Assim, explica Jonsson, “verificou-se que não há risco de persistência ou bioacumulação no filé do peixe, quando estes animais são alimentados com uma dieta contendo este fármaco nas doses avaliadas nesse estudo. Entretanto, os filés só poderiam ser consumidos após um período de carência de pelo menos 4 dias, em peixes expostos à temperatura de 28º C, segundo estudos da equipe”

Regulamentação

“Considerando este limite máximo para músculo de peixe, os resultados demonstraram que o filé de tambaqui tratado com a ração medicada durante 34 dias só poderia ser consumido após um período de carência de 4 dias, uma vez que, no estado estacionário (quando a concentração do fármaco no músculo se mantém constante de intervalo para intervalo de tempo, durante o tratamento), o resíduo total no filé foi próximo ou acima do valor máximo permitido”.

“É imprescindível considerar que o nosso estudo adotou a estratégia de incorporar o medicamento na ração comercial por revestimento com etilcelulose, com base em avaliações que demonstraram que o revestimento da ração com uma quantidade tão pequena quanto 0,75% p/p de etilcelulose resultou em lotes homogêneos de ração medicada e baixíssima lixiviação do Albendazol da ração para a água – menos de 1%, destaca Cordeiro”.

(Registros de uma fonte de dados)
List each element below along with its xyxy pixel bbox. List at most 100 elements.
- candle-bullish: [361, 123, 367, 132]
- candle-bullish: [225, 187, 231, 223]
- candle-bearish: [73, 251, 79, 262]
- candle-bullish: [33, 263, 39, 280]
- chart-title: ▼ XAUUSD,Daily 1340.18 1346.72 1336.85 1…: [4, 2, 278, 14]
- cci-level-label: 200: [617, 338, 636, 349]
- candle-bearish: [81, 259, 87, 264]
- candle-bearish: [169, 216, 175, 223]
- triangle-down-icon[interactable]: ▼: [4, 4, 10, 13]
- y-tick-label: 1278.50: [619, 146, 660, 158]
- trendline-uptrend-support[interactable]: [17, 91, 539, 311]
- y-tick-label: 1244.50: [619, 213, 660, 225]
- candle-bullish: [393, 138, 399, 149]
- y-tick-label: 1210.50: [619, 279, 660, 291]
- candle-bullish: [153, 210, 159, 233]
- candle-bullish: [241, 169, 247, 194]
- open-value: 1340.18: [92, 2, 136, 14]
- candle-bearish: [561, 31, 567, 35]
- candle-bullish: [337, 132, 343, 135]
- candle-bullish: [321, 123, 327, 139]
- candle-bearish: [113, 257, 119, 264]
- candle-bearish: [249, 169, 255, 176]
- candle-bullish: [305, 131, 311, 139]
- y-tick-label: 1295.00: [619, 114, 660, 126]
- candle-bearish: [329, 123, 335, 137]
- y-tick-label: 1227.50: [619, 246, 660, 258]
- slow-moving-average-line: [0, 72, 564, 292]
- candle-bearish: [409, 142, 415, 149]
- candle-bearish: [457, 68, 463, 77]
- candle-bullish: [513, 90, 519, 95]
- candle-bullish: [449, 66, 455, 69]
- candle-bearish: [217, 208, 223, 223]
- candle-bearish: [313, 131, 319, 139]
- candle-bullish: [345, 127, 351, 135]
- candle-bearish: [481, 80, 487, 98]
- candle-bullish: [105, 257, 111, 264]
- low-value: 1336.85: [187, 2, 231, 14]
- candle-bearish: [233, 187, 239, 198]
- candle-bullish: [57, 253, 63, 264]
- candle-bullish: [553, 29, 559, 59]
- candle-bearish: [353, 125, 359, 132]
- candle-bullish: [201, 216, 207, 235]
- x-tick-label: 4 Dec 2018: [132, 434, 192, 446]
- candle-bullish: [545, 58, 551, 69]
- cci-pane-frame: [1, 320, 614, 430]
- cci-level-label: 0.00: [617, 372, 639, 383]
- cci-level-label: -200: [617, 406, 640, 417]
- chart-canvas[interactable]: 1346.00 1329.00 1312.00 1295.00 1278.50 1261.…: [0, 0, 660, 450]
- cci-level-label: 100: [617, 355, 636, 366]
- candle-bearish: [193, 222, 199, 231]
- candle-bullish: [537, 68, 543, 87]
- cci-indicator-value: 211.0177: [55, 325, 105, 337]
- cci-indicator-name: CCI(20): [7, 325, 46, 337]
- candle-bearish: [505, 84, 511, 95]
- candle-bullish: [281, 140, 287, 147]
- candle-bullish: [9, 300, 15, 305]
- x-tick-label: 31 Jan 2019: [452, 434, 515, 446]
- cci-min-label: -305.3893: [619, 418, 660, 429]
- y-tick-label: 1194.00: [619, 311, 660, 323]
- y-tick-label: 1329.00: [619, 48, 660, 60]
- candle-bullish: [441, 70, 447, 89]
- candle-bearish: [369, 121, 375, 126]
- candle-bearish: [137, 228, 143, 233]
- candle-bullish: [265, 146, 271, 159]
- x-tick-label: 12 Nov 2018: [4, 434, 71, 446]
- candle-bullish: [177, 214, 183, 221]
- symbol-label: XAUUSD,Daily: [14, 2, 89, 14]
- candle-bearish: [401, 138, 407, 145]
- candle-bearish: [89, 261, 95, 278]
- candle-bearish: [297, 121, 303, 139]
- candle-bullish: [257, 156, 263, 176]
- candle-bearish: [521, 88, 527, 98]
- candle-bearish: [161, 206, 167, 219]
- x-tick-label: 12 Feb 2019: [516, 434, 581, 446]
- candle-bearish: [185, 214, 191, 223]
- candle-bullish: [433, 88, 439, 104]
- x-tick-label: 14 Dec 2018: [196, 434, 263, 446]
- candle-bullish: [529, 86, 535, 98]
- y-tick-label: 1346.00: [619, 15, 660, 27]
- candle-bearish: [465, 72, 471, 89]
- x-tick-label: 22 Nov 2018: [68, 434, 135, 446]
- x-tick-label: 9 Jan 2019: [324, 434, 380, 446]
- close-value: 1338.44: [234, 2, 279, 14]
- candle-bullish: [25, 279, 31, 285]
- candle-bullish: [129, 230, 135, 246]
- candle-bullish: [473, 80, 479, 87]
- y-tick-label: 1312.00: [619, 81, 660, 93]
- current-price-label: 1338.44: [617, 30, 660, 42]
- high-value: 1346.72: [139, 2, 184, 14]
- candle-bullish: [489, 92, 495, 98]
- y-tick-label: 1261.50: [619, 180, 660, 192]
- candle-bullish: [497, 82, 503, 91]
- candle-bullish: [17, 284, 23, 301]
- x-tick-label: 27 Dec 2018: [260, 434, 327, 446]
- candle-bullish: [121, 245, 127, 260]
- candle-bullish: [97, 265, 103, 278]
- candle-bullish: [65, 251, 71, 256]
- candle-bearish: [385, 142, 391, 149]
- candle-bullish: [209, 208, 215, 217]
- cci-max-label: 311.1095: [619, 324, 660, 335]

▸ Lista de tarefas
• A. Segundo o trecho sobre o albendazol na ração do tambaqui, por que o filé tratado com a ração medicada durante 34 dias só poderia ser consumido após um período de carência de 4 dias? Responda em uma a três frases.
• B. Retome o trecho sobre o albendazol na ração do tambaqui a partir do ponto em que ele termina.
Os registros são um material separado e independente do trecho.

▸ Respostas
• A. Porque, no estado estacionário, quando a concentração do fármaco no músculo se mantém constante durante o tratamento, o resíduo total no filé ficou próximo ou acima do valor máximo permitido para músculo de peixe.

• B.
Assim, explica a pós doutoranda da Unicamp Patrícia Braga, “nossos ensaios experimentais foram realizados de forma a viabilizar um tratamento seguro em larga escala para peixes, garantindo que recebessem a dose terapêutica pretendida”.

É importante destacar que, embora os tratamentos avaliados não tenham gerado eliminação total de parasitas, os dados contribuem com relevantes informações para o uso seguro e regulamentação desse medicamento no tratamento da acantocefalose.

Importância econômica

Diante das atuais dificuldades enfrentadas no tratamento desta doença em tambaqui, este estudo é um passo importante para futuros trabalhos relacionados, por exemplo, à avaliação do efeito terapêutico de outras doses, assim como da sua associação com produtos naturais anti-helmínticos.

Além disso, destaca Braga, “constatamos o potencial do uso da etilcelulose para gerar uma ração medicada adequada – distribuição homogênea do medicamento nos grânulos de ração e baixa lixiviação do fármaco para a água, para ser administrada em tratamento de doenças de peixes em larga escala”.

É importante ressaltar que a aquicultura é o setor de produção de alimentos que mais cresce no mundo, sendo representada principalmente pela piscicultura e que no Brasil representa mais de 80% da aquicultura nacional, com destaque para a criação de peixes redondos, cuja produção tem como maior representante o tambaqui, espécie que representa um produto de valor econômico atrativo e com grande potencial de exportação.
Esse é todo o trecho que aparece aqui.